Goal -
Return the material below in full and exactly.

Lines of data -
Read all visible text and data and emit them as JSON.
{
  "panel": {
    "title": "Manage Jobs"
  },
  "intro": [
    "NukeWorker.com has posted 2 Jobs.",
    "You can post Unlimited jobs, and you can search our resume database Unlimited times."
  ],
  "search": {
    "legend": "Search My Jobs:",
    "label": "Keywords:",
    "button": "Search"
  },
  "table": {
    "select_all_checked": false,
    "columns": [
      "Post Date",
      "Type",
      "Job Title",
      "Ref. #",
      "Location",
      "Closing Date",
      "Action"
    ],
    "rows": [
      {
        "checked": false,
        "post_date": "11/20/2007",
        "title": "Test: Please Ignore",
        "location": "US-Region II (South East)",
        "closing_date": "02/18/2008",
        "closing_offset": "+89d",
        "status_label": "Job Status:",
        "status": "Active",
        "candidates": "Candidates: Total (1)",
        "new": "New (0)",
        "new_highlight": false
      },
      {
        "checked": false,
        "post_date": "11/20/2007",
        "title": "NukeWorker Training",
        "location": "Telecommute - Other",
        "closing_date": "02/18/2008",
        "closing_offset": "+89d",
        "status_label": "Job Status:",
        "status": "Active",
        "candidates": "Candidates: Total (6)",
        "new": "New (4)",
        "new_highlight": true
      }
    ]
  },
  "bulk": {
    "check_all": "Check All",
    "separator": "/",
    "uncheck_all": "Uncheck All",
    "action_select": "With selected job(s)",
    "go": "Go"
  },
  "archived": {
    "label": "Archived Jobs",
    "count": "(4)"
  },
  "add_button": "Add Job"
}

Final answer -
Read all visible text and data and emit them as JSON.
{
  "panel": {
    "title": "Manage Jobs"
  },
  "intro": [
    "NukeWorker.com has posted 2 Jobs.",
    "You can post Unlimited jobs, and you can search our resume database Unlimited times."
  ],
  "search": {
    "legend": "Search My Jobs:",
    "label": "Keywords:",
    "button": "Search"
  },
  "table": {
    "select_all_checked": false,
    "columns": [
      "Post Date",
      "Type",
      "Job Title",
      "Ref. #",
      "Location",
      "Closing Date",
      "Action"
    ],
    "rows": [
      {
        "checked": false,
        "post_date": "11/20/2007",
        "title": "Test: Please Ignore",
        "location": "US-Region II (South East)",
        "closing_date": "02/18/2008",
        "closing_offset": "+89d",
        "status_label": "Job Status:",
        "status": "Active",
        "candidates": "Candidates: Total (1)",
        "new": "New (0)",
        "new_highlight": false
      },
      {
        "checked": false,
        "post_date": "11/20/2007",
        "title": "NukeWorker Training",
        "location": "Telecommute - Other",
        "closing_date": "02/18/2008",
        "closing_offset": "+89d",
        "status_label": "Job Status:",
        "status": "Active",
        "candidates": "Candidates: Total (6)",
        "new": "New (4)",
        "new_highlight": true
      }
    ]
  },
  "bulk": {
    "check_all": "Check All",
    "separator": "/",
    "uncheck_all": "Uncheck All",
    "action_select": "With selected job(s)",
    "go": "Go"
  },
  "archived": {
    "label": "Archived Jobs",
    "count": "(4)"
  },
  "add_button": "Add Job"
}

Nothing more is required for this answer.